• [GIVEN PROBLEM] All of the records below need to be copied exactly.

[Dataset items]
+++

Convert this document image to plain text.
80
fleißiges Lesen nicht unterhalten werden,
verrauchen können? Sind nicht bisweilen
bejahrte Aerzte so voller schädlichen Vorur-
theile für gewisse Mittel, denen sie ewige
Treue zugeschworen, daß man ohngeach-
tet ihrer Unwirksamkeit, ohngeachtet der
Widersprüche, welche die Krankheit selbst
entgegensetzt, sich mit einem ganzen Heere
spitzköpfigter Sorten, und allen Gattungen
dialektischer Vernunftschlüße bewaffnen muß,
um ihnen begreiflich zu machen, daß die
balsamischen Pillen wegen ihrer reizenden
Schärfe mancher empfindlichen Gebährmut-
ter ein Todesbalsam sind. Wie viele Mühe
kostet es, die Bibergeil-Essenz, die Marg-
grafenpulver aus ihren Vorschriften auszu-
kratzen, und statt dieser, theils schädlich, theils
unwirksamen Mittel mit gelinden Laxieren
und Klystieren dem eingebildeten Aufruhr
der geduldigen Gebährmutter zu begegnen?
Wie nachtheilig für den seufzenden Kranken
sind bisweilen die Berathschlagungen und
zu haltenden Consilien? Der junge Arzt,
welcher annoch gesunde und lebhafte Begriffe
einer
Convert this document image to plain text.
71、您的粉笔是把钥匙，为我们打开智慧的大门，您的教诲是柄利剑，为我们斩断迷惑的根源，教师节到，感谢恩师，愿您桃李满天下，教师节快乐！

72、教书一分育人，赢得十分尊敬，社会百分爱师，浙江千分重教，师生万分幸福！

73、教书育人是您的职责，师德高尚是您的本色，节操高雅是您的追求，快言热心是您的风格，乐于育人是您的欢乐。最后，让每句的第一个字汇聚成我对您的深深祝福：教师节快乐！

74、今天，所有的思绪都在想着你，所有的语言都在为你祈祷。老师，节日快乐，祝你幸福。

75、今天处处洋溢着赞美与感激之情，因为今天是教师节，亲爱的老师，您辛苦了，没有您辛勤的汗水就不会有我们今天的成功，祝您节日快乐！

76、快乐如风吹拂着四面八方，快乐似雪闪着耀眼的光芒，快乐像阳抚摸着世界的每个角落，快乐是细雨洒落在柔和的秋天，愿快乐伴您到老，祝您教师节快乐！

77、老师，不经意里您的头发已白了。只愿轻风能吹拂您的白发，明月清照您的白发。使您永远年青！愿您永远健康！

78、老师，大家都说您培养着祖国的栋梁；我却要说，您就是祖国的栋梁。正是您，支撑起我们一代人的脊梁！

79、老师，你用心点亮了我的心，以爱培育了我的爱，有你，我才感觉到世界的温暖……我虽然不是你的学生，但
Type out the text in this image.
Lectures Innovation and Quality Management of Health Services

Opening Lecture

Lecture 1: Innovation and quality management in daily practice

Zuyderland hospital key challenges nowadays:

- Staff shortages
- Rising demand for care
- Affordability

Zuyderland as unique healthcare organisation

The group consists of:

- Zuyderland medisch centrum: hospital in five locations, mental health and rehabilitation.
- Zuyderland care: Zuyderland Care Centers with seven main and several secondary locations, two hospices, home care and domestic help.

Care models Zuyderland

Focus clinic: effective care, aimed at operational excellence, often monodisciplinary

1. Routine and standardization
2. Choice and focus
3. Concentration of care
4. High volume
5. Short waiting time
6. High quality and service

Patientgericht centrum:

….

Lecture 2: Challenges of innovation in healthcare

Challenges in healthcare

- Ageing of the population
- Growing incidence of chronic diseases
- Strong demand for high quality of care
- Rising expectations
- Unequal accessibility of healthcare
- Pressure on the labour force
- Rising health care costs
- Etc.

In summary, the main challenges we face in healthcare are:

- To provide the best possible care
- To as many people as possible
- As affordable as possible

+++

• [SOLUTION FOR THIS PROBLEM]
Convert this document image to plain text.
80
fleißiges Lesen nicht unterhalten werden,
verrauchen können? Sind nicht bisweilen
bejahrte Aerzte so voller schädlichen Vorur-
theile für gewisse Mittel, denen sie ewige
Treue zugeschworen, daß man ohngeach-
tet ihrer Unwirksamkeit, ohngeachtet der
Widersprüche, welche die Krankheit selbst
entgegensetzt, sich mit einem ganzen Heere
spitzköpfigter Sorten, und allen Gattungen
dialektischer Vernunftschlüße bewaffnen muß,
um ihnen begreiflich zu machen, daß die
balsamischen Pillen wegen ihrer reizenden
Schärfe mancher empfindlichen Gebährmut-
ter ein Todesbalsam sind. Wie viele Mühe
kostet es, die Bibergeil-Essenz, die Marg-
grafenpulver aus ihren Vorschriften auszu-
kratzen, und statt dieser, theils schädlich, theils
unwirksamen Mittel mit gelinden Laxieren
und Klystieren dem eingebildeten Aufruhr
der geduldigen Gebährmutter zu begegnen?
Wie nachtheilig für den seufzenden Kranken
sind bisweilen die Berathschlagungen und
zu haltenden Consilien? Der junge Arzt,
welcher annoch gesunde und lebhafte Begriffe
einer
Convert this document image to plain text.
71、您的粉笔是把钥匙，为我们打开智慧的大门，您的教诲是柄利剑，为我们斩断迷惑的根源，教师节到，感谢恩师，愿您桃李满天下，教师节快乐！

72、教书一分育人，赢得十分尊敬，社会百分爱师，浙江千分重教，师生万分幸福！

73、教书育人是您的职责，师德高尚是您的本色，节操高雅是您的追求，快言热心是您的风格，乐于育人是您的欢乐。最后，让每句的第一个字汇聚成我对您的深深祝福：教师节快乐！

74、今天，所有的思绪都在想着你，所有的语言都在为你祈祷。老师，节日快乐，祝你幸福。

75、今天处处洋溢着赞美与感激之情，因为今天是教师节，亲爱的老师，您辛苦了，没有您辛勤的汗水就不会有我们今天的成功，祝您节日快乐！

76、快乐如风吹拂着四面八方，快乐似雪闪着耀眼的光芒，快乐像阳抚摸着世界的每个角落，快乐是细雨洒落在柔和的秋天，愿快乐伴您到老，祝您教师节快乐！

77、老师，不经意里您的头发已白了。只愿轻风能吹拂您的白发，明月清照您的白发。使您永远年青！愿您永远健康！

78、老师，大家都说您培养着祖国的栋梁；我却要说，您就是祖国的栋梁。正是您，支撑起我们一代人的脊梁！

79、老师，你用心点亮了我的心，以爱培育了我的爱，有你，我才感觉到世界的温暖……我虽然不是你的学生，但
Type out the text in this image.
Lectures Innovation and Quality Management of Health Services

Opening Lecture

Lecture 1: Innovation and quality management in daily practice

Zuyderland hospital key challenges nowadays:

- Staff shortages
- Rising demand for care
- Affordability

Zuyderland as unique healthcare organisation

The group consists of:

- Zuyderland medisch centrum: hospital in five locations, mental health and rehabilitation.
- Zuyderland care: Zuyderland Care Centers with seven main and several secondary locations, two hospices, home care and domestic help.

Care models Zuyderland

Focus clinic: effective care, aimed at operational excellence, often monodisciplinary

1. Routine and standardization
2. Choice and focus
3. Concentration of care
4. High volume
5. Short waiting time
6. High quality and service

Patientgericht centrum:

….

Lecture 2: Challenges of innovation in healthcare

Challenges in healthcare

- Ageing of the population
- Growing incidence of chronic diseases
- Strong demand for high quality of care
- Rising expectations
- Unequal accessibility of healthcare
- Pressure on the labour force
- Rising health care costs
- Etc.

In summary, the main challenges we face in healthcare are:

- To provide the best possible care
- To as many people as possible
- As affordable as possible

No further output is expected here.